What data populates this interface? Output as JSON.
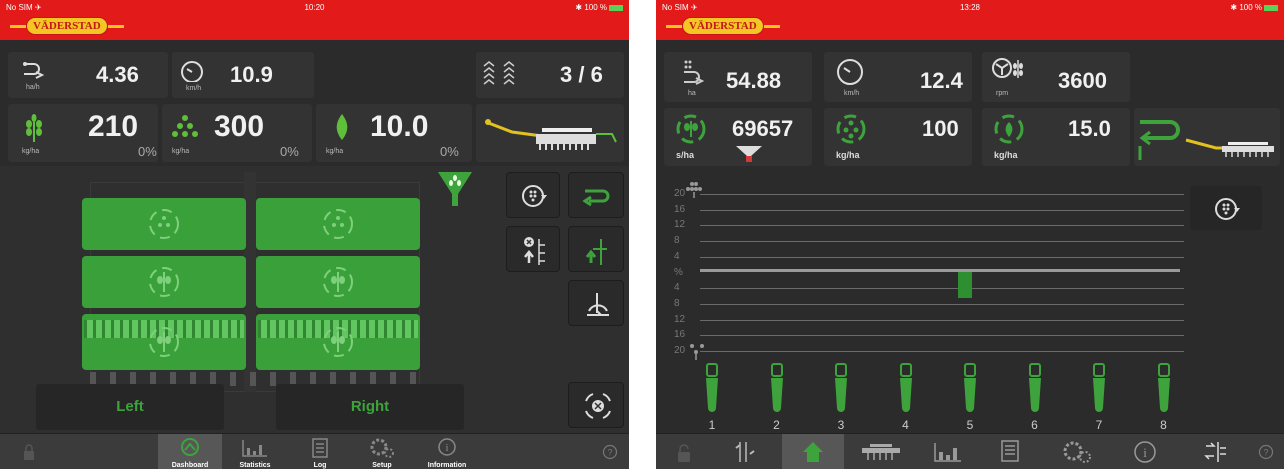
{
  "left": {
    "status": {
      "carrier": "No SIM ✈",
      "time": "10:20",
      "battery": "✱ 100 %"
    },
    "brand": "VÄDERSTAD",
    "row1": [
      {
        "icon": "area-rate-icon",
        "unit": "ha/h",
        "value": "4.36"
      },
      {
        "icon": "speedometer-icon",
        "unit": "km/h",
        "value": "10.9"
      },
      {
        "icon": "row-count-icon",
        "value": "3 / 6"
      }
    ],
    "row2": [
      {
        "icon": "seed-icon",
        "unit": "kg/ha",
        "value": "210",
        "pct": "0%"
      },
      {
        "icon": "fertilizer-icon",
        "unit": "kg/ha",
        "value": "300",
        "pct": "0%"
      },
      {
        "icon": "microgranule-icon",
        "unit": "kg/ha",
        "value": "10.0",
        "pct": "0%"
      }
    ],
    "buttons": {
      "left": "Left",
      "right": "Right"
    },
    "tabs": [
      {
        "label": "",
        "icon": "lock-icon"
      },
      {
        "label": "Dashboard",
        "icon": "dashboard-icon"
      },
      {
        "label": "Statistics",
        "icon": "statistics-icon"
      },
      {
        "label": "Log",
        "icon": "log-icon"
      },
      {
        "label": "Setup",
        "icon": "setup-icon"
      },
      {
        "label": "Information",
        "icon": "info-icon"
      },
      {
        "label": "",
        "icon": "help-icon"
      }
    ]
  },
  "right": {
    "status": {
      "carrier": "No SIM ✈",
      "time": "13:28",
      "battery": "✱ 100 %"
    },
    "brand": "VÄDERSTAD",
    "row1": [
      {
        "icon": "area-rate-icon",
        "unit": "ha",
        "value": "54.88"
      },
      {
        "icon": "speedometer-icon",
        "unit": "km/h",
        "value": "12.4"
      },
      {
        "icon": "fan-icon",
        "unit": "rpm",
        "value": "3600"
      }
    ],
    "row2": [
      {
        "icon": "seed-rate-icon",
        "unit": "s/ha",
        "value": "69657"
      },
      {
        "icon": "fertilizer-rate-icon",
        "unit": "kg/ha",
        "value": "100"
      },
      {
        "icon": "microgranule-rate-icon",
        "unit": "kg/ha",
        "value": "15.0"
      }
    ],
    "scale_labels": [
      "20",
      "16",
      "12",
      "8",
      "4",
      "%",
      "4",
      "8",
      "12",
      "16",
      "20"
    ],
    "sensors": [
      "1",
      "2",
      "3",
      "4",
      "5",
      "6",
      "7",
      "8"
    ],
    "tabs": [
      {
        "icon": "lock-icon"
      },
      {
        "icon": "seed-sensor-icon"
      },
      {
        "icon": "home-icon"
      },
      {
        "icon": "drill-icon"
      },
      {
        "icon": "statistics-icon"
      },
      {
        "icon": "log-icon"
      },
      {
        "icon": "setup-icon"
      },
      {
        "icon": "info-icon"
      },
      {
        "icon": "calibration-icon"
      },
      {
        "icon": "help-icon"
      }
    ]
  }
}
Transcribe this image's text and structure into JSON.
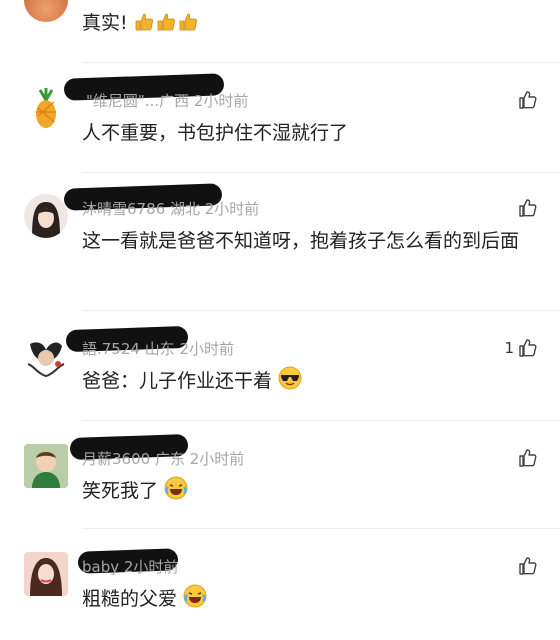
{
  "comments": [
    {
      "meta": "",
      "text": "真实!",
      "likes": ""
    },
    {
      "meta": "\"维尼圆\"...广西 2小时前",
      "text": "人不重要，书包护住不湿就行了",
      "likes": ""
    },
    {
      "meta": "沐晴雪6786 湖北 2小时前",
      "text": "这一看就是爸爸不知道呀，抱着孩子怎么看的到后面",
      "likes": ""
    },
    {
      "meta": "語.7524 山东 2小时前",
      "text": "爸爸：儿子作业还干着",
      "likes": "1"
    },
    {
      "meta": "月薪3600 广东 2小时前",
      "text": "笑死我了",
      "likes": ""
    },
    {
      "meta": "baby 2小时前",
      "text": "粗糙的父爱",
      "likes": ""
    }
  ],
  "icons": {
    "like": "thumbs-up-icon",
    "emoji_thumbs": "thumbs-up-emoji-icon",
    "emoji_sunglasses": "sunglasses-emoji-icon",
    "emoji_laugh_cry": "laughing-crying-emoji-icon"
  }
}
•••••
_What you need to do_.
Reproduce the entries above exactly. Do not include the images.

_Correct answer_.
What data populates this interface? Output as JSON.
{
  "left": {
    "status": {
      "carrier": "No SIM ✈",
      "time": "10:20",
      "battery": "✱ 100 %"
    },
    "brand": "VÄDERSTAD",
    "row1": [
      {
        "icon": "area-rate-icon",
        "unit": "ha/h",
        "value": "4.36"
      },
      {
        "icon": "speedometer-icon",
        "unit": "km/h",
        "value": "10.9"
      },
      {
        "icon": "row-count-icon",
        "value": "3 / 6"
      }
    ],
    "row2": [
      {
        "icon": "seed-icon",
        "unit": "kg/ha",
        "value": "210",
        "pct": "0%"
      },
      {
        "icon": "fertilizer-icon",
        "unit": "kg/ha",
        "value": "300",
        "pct": "0%"
      },
      {
        "icon": "microgranule-icon",
        "unit": "kg/ha",
        "value": "10.0",
        "pct": "0%"
      }
    ],
    "buttons": {
      "left": "Left",
      "right": "Right"
    },
    "tabs": [
      {
        "label": "",
        "icon": "lock-icon"
      },
      {
        "label": "Dashboard",
        "icon": "dashboard-icon"
      },
      {
        "label": "Statistics",
        "icon": "statistics-icon"
      },
      {
        "label": "Log",
        "icon": "log-icon"
      },
      {
        "label": "Setup",
        "icon": "setup-icon"
      },
      {
        "label": "Information",
        "icon": "info-icon"
      },
      {
        "label": "",
        "icon": "help-icon"
      }
    ]
  },
  "right": {
    "status": {
      "carrier": "No SIM ✈",
      "time": "13:28",
      "battery": "✱ 100 %"
    },
    "brand": "VÄDERSTAD",
    "row1": [
      {
        "icon": "area-rate-icon",
        "unit": "ha",
        "value": "54.88"
      },
      {
        "icon": "speedometer-icon",
        "unit": "km/h",
        "value": "12.4"
      },
      {
        "icon": "fan-icon",
        "unit": "rpm",
        "value": "3600"
      }
    ],
    "row2": [
      {
        "icon": "seed-rate-icon",
        "unit": "s/ha",
        "value": "69657"
      },
      {
        "icon": "fertilizer-rate-icon",
        "unit": "kg/ha",
        "value": "100"
      },
      {
        "icon": "microgranule-rate-icon",
        "unit": "kg/ha",
        "value": "15.0"
      }
    ],
    "scale_labels": [
      "20",
      "16",
      "12",
      "8",
      "4",
      "%",
      "4",
      "8",
      "12",
      "16",
      "20"
    ],
    "sensors": [
      "1",
      "2",
      "3",
      "4",
      "5",
      "6",
      "7",
      "8"
    ],
    "tabs": [
      {
        "icon": "lock-icon"
      },
      {
        "icon": "seed-sensor-icon"
      },
      {
        "icon": "home-icon"
      },
      {
        "icon": "drill-icon"
      },
      {
        "icon": "statistics-icon"
      },
      {
        "icon": "log-icon"
      },
      {
        "icon": "setup-icon"
      },
      {
        "icon": "info-icon"
      },
      {
        "icon": "calibration-icon"
      },
      {
        "icon": "help-icon"
      }
    ]
  }
}
Transcribe this image's text and structure into JSON.
{
  "comments": [
    {
      "meta": "",
      "text": "真实!",
      "likes": ""
    },
    {
      "meta": "\"维尼圆\"...广西 2小时前",
      "text": "人不重要，书包护住不湿就行了",
      "likes": ""
    },
    {
      "meta": "沐晴雪6786 湖北 2小时前",
      "text": "这一看就是爸爸不知道呀，抱着孩子怎么看的到后面",
      "likes": ""
    },
    {
      "meta": "語.7524 山东 2小时前",
      "text": "爸爸：儿子作业还干着",
      "likes": "1"
    },
    {
      "meta": "月薪3600 广东 2小时前",
      "text": "笑死我了",
      "likes": ""
    },
    {
      "meta": "baby 2小时前",
      "text": "粗糙的父爱",
      "likes": ""
    }
  ],
  "icons": {
    "like": "thumbs-up-icon",
    "emoji_thumbs": "thumbs-up-emoji-icon",
    "emoji_sunglasses": "sunglasses-emoji-icon",
    "emoji_laugh_cry": "laughing-crying-emoji-icon"
  }
}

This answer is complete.